◆ **TASK DIRECTIONS**:
How many lines of the material below contain the string "PUTHANPURA"? Answer with the number and nothing else.

-- START OF EXERCISE INPUTS --

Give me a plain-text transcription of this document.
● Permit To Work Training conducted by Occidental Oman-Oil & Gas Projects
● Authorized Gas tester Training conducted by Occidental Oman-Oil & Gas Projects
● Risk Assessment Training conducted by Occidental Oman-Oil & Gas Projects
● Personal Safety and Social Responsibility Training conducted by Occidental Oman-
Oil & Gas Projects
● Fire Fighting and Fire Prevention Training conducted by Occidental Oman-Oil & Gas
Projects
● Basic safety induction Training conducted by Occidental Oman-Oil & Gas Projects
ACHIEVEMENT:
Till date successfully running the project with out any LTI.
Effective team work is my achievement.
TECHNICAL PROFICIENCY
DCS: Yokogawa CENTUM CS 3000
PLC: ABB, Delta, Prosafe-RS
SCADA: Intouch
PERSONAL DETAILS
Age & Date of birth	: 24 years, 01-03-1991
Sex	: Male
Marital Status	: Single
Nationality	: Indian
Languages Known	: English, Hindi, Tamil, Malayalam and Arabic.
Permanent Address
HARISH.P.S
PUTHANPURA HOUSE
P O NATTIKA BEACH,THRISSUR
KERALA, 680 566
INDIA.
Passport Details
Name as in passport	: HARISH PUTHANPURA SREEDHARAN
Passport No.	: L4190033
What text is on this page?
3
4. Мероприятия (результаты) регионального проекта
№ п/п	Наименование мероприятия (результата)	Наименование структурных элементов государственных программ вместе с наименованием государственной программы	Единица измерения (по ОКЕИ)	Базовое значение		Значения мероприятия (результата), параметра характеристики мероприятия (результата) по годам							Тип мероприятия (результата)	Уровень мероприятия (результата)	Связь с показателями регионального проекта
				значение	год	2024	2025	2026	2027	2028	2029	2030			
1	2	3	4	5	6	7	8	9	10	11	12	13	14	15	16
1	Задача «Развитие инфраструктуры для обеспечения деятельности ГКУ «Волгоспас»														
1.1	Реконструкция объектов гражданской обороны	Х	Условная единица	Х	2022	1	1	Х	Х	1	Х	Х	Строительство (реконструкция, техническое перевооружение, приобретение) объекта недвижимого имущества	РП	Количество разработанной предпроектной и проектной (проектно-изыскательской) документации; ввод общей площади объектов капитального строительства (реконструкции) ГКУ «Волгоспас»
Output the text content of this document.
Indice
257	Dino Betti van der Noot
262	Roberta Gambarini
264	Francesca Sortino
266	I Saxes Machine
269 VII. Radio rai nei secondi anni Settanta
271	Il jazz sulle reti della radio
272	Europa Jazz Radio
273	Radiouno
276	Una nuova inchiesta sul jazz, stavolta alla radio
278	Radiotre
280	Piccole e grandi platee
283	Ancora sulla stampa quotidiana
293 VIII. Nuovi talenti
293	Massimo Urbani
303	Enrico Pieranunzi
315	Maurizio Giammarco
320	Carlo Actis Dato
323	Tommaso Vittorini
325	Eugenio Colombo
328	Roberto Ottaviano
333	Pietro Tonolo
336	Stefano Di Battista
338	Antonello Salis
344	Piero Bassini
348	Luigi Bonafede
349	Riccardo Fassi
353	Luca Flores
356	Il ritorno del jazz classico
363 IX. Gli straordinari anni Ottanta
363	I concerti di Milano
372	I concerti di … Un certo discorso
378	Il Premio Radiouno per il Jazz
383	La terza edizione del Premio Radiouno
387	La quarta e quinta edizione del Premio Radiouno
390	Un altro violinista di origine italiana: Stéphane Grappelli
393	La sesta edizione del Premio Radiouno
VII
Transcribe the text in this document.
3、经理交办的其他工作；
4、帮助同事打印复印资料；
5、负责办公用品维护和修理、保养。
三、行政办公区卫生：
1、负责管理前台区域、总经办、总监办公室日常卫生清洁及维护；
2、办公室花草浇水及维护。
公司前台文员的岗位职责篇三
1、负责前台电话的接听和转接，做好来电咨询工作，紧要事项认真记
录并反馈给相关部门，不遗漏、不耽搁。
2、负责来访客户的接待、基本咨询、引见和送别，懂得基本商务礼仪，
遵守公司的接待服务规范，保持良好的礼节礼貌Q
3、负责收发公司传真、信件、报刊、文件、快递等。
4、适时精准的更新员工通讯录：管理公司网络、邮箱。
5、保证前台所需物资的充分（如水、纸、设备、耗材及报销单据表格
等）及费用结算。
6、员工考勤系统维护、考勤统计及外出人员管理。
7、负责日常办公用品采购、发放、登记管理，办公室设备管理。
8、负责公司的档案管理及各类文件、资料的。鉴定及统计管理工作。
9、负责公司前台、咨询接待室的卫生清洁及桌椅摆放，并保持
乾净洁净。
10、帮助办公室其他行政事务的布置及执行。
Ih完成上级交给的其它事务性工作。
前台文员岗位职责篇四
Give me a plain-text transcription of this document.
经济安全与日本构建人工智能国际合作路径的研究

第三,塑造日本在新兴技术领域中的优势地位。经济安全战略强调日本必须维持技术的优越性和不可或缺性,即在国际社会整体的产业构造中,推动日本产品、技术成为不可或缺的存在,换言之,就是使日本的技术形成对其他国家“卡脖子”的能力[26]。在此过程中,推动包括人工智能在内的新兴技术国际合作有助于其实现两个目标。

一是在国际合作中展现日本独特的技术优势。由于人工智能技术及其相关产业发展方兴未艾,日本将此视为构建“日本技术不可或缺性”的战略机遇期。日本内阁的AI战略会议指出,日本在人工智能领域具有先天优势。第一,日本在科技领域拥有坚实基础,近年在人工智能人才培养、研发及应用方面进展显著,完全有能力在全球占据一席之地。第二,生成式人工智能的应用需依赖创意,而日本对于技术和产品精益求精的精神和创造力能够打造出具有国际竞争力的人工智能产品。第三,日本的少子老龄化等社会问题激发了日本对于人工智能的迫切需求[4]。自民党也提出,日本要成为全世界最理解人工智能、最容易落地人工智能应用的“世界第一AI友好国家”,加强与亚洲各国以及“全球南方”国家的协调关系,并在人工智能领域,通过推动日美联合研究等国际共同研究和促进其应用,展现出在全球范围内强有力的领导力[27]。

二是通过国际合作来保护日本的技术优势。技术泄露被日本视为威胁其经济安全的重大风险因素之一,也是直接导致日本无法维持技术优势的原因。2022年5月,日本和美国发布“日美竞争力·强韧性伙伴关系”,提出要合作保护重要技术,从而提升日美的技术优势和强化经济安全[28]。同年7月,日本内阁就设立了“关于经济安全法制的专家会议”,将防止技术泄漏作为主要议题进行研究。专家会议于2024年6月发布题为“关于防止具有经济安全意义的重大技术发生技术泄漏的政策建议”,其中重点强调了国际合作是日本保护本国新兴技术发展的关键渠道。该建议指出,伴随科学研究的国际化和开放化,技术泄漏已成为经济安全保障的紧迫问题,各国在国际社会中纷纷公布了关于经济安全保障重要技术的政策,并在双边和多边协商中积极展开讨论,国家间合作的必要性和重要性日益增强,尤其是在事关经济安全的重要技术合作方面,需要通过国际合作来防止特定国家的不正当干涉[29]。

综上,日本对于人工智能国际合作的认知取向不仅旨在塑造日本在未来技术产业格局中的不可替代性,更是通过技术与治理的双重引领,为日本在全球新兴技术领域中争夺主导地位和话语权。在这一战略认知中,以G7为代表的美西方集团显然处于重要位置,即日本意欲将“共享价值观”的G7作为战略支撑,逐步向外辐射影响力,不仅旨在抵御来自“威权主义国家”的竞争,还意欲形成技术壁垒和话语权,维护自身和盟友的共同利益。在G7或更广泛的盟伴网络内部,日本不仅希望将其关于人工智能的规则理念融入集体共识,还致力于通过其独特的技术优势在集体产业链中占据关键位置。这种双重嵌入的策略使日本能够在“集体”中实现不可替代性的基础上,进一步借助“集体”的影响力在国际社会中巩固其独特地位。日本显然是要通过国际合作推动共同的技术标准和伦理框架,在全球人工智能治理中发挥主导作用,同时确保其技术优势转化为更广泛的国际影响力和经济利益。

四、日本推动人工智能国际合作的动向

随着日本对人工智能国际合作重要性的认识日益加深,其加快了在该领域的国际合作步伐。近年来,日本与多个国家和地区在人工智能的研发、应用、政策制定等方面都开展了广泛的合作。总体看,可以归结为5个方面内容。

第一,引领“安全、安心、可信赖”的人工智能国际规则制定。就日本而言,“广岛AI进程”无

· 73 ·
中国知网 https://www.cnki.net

-- END OF EXERCISE INPUTS --

◆ **COMPLETE RESPONSE**:
2